■ Data rows:
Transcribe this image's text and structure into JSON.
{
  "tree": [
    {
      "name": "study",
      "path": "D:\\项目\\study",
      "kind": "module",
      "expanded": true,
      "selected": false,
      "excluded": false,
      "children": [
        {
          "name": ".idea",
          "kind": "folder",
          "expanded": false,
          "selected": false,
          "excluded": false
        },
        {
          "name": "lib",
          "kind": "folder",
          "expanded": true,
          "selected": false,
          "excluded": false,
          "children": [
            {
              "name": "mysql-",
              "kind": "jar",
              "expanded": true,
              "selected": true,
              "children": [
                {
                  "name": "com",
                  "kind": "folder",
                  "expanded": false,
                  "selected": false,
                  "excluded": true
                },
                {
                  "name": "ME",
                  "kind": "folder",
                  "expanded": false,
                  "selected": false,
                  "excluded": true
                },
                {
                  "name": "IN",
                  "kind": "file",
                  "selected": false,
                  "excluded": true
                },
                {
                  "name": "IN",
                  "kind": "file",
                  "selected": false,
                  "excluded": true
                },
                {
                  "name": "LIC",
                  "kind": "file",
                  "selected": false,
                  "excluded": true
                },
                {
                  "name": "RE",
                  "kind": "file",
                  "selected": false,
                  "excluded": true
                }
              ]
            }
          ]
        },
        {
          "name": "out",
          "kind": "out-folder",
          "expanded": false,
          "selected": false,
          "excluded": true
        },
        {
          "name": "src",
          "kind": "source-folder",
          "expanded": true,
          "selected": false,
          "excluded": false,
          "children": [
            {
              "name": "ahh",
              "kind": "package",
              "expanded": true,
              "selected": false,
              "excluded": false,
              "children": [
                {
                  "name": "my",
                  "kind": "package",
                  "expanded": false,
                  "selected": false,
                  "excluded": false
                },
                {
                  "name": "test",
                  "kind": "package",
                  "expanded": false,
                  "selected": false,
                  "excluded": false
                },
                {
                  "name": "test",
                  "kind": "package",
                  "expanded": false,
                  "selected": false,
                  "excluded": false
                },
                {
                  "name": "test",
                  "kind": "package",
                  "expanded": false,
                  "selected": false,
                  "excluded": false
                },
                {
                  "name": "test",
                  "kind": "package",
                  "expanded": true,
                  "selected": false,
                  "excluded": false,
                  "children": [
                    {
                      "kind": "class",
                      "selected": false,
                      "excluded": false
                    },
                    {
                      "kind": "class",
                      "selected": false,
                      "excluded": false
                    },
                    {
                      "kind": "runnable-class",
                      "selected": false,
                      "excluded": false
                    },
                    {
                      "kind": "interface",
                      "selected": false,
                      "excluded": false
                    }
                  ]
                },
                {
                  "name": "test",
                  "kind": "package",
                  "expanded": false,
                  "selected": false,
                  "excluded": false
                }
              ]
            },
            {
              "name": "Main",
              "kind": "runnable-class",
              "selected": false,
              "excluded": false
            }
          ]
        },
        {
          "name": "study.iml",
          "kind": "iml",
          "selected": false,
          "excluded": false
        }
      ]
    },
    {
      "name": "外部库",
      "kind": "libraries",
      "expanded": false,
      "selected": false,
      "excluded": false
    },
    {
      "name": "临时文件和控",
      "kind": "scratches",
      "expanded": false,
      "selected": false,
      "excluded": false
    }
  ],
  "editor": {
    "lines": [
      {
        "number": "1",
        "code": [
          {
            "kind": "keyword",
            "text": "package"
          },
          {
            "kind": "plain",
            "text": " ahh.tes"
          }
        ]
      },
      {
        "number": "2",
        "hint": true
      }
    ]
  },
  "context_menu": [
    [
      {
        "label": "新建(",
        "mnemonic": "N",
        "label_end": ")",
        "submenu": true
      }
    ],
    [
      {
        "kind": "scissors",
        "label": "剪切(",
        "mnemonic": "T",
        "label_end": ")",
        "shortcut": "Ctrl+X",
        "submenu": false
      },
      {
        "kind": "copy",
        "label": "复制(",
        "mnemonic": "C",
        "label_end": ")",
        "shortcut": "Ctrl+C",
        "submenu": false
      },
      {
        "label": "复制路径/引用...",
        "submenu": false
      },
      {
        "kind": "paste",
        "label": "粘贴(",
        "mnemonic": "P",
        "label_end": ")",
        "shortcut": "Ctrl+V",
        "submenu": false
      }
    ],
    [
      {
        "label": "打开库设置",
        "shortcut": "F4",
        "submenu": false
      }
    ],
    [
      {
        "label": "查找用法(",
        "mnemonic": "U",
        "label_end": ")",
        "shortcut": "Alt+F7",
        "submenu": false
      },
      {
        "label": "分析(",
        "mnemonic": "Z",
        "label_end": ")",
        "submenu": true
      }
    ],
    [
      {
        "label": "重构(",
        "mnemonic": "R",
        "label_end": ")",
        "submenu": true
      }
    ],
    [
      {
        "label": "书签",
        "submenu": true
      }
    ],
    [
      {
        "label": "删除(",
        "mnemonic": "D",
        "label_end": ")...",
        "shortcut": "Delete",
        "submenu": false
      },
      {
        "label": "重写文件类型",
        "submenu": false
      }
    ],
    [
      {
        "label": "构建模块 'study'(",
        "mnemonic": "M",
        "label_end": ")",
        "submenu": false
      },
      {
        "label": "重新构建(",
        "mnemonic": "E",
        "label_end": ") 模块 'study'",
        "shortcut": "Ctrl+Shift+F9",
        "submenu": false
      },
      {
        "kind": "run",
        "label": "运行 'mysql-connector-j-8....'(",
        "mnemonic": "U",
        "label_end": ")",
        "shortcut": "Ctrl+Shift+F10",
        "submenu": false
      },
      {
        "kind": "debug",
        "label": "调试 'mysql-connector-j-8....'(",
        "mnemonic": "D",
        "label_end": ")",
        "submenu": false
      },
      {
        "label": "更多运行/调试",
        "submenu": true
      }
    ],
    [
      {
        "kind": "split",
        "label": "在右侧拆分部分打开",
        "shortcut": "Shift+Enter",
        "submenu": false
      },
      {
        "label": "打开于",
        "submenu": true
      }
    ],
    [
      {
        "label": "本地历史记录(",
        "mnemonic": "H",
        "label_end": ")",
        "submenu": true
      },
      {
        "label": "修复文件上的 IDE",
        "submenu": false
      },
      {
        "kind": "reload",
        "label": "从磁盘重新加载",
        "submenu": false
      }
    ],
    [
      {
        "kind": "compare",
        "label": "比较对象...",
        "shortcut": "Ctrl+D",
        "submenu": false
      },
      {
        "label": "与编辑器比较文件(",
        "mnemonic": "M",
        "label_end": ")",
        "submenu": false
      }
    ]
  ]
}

■ What the task requires:
Write out all the entries exactly.

■ Result for this exercise:
Transcribe this image's text and structure into JSON.
{
  "tree": [
    {
      "name": "study",
      "path": "D:\\项目\\study",
      "kind": "module",
      "expanded": true,
      "selected": false,
      "excluded": false,
      "children": [
        {
          "name": ".idea",
          "kind": "folder",
          "expanded": false,
          "selected": false,
          "excluded": false
        },
        {
          "name": "lib",
          "kind": "folder",
          "expanded": true,
          "selected": false,
          "excluded": false,
          "children": [
            {
              "name": "mysql-",
              "kind": "jar",
              "expanded": true,
              "selected": true,
              "children": [
                {
                  "name": "com",
                  "kind": "folder",
                  "expanded": false,
                  "selected": false,
                  "excluded": true
                },
                {
                  "name": "ME",
                  "kind": "folder",
                  "expanded": false,
                  "selected": false,
                  "excluded": true
                },
                {
                  "name": "IN",
                  "kind": "file",
                  "selected": false,
                  "excluded": true
                },
                {
                  "name": "IN",
                  "kind": "file",
                  "selected": false,
                  "excluded": true
                },
                {
                  "name": "LIC",
                  "kind": "file",
                  "selected": false,
                  "excluded": true
                },
                {
                  "name": "RE",
                  "kind": "file",
                  "selected": false,
                  "excluded": true
                }
              ]
            }
          ]
        },
        {
          "name": "out",
          "kind": "out-folder",
          "expanded": false,
          "selected": false,
          "excluded": true
        },
        {
          "name": "src",
          "kind": "source-folder",
          "expanded": true,
          "selected": false,
          "excluded": false,
          "children": [
            {
              "name": "ahh",
              "kind": "package",
              "expanded": true,
              "selected": false,
              "excluded": false,
              "children": [
                {
                  "name": "my",
                  "kind": "package",
                  "expanded": false,
                  "selected": false,
                  "excluded": false
                },
                {
                  "name": "test",
                  "kind": "package",
                  "expanded": false,
                  "selected": false,
                  "excluded": false
                },
                {
                  "name": "test",
                  "kind": "package",
                  "expanded": false,
                  "selected": false,
                  "excluded": false
                },
                {
                  "name": "test",
                  "kind": "package",
                  "expanded": false,
                  "selected": false,
                  "excluded": false
                },
                {
                  "name": "test",
                  "kind": "package",
                  "expanded": true,
                  "selected": false,
                  "excluded": false,
                  "children": [
                    {
                      "kind": "class",
                      "selected": false,
                      "excluded": false
                    },
                    {
                      "kind": "class",
                      "selected": false,
                      "excluded": false
                    },
                    {
                      "kind": "runnable-class",
                      "selected": false,
                      "excluded": false
                    },
                    {
                      "kind": "interface",
                      "selected": false,
                      "excluded": false
                    }
                  ]
                },
                {
                  "name": "test",
                  "kind": "package",
                  "expanded": false,
                  "selected": false,
                  "excluded": false
                }
              ]
            },
            {
              "name": "Main",
              "kind": "runnable-class",
              "selected": false,
              "excluded": false
            }
          ]
        },
        {
          "name": "study.iml",
          "kind": "iml",
          "selected": false,
          "excluded": false
        }
      ]
    },
    {
      "name": "外部库",
      "kind": "libraries",
      "expanded": false,
      "selected": false,
      "excluded": false
    },
    {
      "name": "临时文件和控",
      "kind": "scratches",
      "expanded": false,
      "selected": false,
      "excluded": false
    }
  ],
  "editor": {
    "lines": [
      {
        "number": "1",
        "code": [
          {
            "kind": "keyword",
            "text": "package"
          },
          {
            "kind": "plain",
            "text": " ahh.tes"
          }
        ]
      },
      {
        "number": "2",
        "hint": true
      }
    ]
  },
  "context_menu": [
    [
      {
        "label": "新建(",
        "mnemonic": "N",
        "label_end": ")",
        "submenu": true
      }
    ],
    [
      {
        "kind": "scissors",
        "label": "剪切(",
        "mnemonic": "T",
        "label_end": ")",
        "shortcut": "Ctrl+X",
        "submenu": false
      },
      {
        "kind": "copy",
        "label": "复制(",
        "mnemonic": "C",
        "label_end": ")",
        "shortcut": "Ctrl+C",
        "submenu": false
      },
      {
        "label": "复制路径/引用...",
        "submenu": false
      },
      {
        "kind": "paste",
        "label": "粘贴(",
        "mnemonic": "P",
        "label_end": ")",
        "shortcut": "Ctrl+V",
        "submenu": false
      }
    ],
    [
      {
        "label": "打开库设置",
        "shortcut": "F4",
        "submenu": false
      }
    ],
    [
      {
        "label": "查找用法(",
        "mnemonic": "U",
        "label_end": ")",
        "shortcut": "Alt+F7",
        "submenu": false
      },
      {
        "label": "分析(",
        "mnemonic": "Z",
        "label_end": ")",
        "submenu": true
      }
    ],
    [
      {
        "label": "重构(",
        "mnemonic": "R",
        "label_end": ")",
        "submenu": true
      }
    ],
    [
      {
        "label": "书签",
        "submenu": true
      }
    ],
    [
      {
        "label": "删除(",
        "mnemonic": "D",
        "label_end": ")...",
        "shortcut": "Delete",
        "submenu": false
      },
      {
        "label": "重写文件类型",
        "submenu": false
      }
    ],
    [
      {
        "label": "构建模块 'study'(",
        "mnemonic": "M",
        "label_end": ")",
        "submenu": false
      },
      {
        "label": "重新构建(",
        "mnemonic": "E",
        "label_end": ") 模块 'study'",
        "shortcut": "Ctrl+Shift+F9",
        "submenu": false
      },
      {
        "kind": "run",
        "label": "运行 'mysql-connector-j-8....'(",
        "mnemonic": "U",
        "label_end": ")",
        "shortcut": "Ctrl+Shift+F10",
        "submenu": false
      },
      {
        "kind": "debug",
        "label": "调试 'mysql-connector-j-8....'(",
        "mnemonic": "D",
        "label_end": ")",
        "submenu": false
      },
      {
        "label": "更多运行/调试",
        "submenu": true
      }
    ],
    [
      {
        "kind": "split",
        "label": "在右侧拆分部分打开",
        "shortcut": "Shift+Enter",
        "submenu": false
      },
      {
        "label": "打开于",
        "submenu": true
      }
    ],
    [
      {
        "label": "本地历史记录(",
        "mnemonic": "H",
        "label_end": ")",
        "submenu": true
      },
      {
        "label": "修复文件上的 IDE",
        "submenu": false
      },
      {
        "kind": "reload",
        "label": "从磁盘重新加载",
        "submenu": false
      }
    ],
    [
      {
        "kind": "compare",
        "label": "比较对象...",
        "shortcut": "Ctrl+D",
        "submenu": false
      },
      {
        "label": "与编辑器比较文件(",
        "mnemonic": "M",
        "label_end": ")",
        "submenu": false
      }
    ]
  ]
}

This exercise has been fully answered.